§ INSTRUCTIONS FOR THE TASK: Return the records, each one exactly as written.

§ RECORD EXTRACTS:
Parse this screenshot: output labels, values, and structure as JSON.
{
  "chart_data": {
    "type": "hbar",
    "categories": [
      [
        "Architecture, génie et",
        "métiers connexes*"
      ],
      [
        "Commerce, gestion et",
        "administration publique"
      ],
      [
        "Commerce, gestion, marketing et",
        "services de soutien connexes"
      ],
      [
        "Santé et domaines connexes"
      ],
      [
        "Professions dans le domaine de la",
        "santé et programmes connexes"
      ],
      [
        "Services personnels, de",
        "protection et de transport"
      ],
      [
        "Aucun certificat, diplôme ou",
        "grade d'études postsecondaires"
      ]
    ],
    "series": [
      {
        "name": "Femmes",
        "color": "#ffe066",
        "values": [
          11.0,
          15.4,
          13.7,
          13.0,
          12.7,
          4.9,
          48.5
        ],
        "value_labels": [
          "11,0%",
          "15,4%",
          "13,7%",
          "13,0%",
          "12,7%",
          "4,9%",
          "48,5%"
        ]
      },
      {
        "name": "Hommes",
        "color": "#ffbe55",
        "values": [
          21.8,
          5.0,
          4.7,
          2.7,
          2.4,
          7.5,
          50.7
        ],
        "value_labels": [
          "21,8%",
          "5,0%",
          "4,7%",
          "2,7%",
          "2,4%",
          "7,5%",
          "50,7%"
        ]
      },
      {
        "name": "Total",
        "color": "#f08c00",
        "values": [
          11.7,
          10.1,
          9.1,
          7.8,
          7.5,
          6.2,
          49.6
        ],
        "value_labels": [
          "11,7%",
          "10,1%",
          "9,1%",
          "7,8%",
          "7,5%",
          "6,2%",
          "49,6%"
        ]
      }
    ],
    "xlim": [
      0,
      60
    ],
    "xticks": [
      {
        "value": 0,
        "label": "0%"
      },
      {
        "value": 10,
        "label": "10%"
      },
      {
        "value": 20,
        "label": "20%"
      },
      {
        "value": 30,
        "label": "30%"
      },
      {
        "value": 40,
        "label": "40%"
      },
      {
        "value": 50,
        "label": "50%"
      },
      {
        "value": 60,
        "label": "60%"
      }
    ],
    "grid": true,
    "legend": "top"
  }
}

§ SOLVED EXERCISE:
Parse this screenshot: output labels, values, and structure as JSON.
{
  "chart_data": {
    "type": "hbar",
    "categories": [
      [
        "Architecture, génie et",
        "métiers connexes*"
      ],
      [
        "Commerce, gestion et",
        "administration publique"
      ],
      [
        "Commerce, gestion, marketing et",
        "services de soutien connexes"
      ],
      [
        "Santé et domaines connexes"
      ],
      [
        "Professions dans le domaine de la",
        "santé et programmes connexes"
      ],
      [
        "Services personnels, de",
        "protection et de transport"
      ],
      [
        "Aucun certificat, diplôme ou",
        "grade d'études postsecondaires"
      ]
    ],
    "series": [
      {
        "name": "Femmes",
        "color": "#ffe066",
        "values": [
          11.0,
          15.4,
          13.7,
          13.0,
          12.7,
          4.9,
          48.5
        ],
        "value_labels": [
          "11,0%",
          "15,4%",
          "13,7%",
          "13,0%",
          "12,7%",
          "4,9%",
          "48,5%"
        ]
      },
      {
        "name": "Hommes",
        "color": "#ffbe55",
        "values": [
          21.8,
          5.0,
          4.7,
          2.7,
          2.4,
          7.5,
          50.7
        ],
        "value_labels": [
          "21,8%",
          "5,0%",
          "4,7%",
          "2,7%",
          "2,4%",
          "7,5%",
          "50,7%"
        ]
      },
      {
        "name": "Total",
        "color": "#f08c00",
        "values": [
          11.7,
          10.1,
          9.1,
          7.8,
          7.5,
          6.2,
          49.6
        ],
        "value_labels": [
          "11,7%",
          "10,1%",
          "9,1%",
          "7,8%",
          "7,5%",
          "6,2%",
          "49,6%"
        ]
      }
    ],
    "xlim": [
      0,
      60
    ],
    "xticks": [
      {
        "value": 0,
        "label": "0%"
      },
      {
        "value": 10,
        "label": "10%"
      },
      {
        "value": 20,
        "label": "20%"
      },
      {
        "value": 30,
        "label": "30%"
      },
      {
        "value": 40,
        "label": "40%"
      },
      {
        "value": 50,
        "label": "50%"
      },
      {
        "value": 60,
        "label": "60%"
      }
    ],
    "grid": true,
    "legend": "top"
  }
}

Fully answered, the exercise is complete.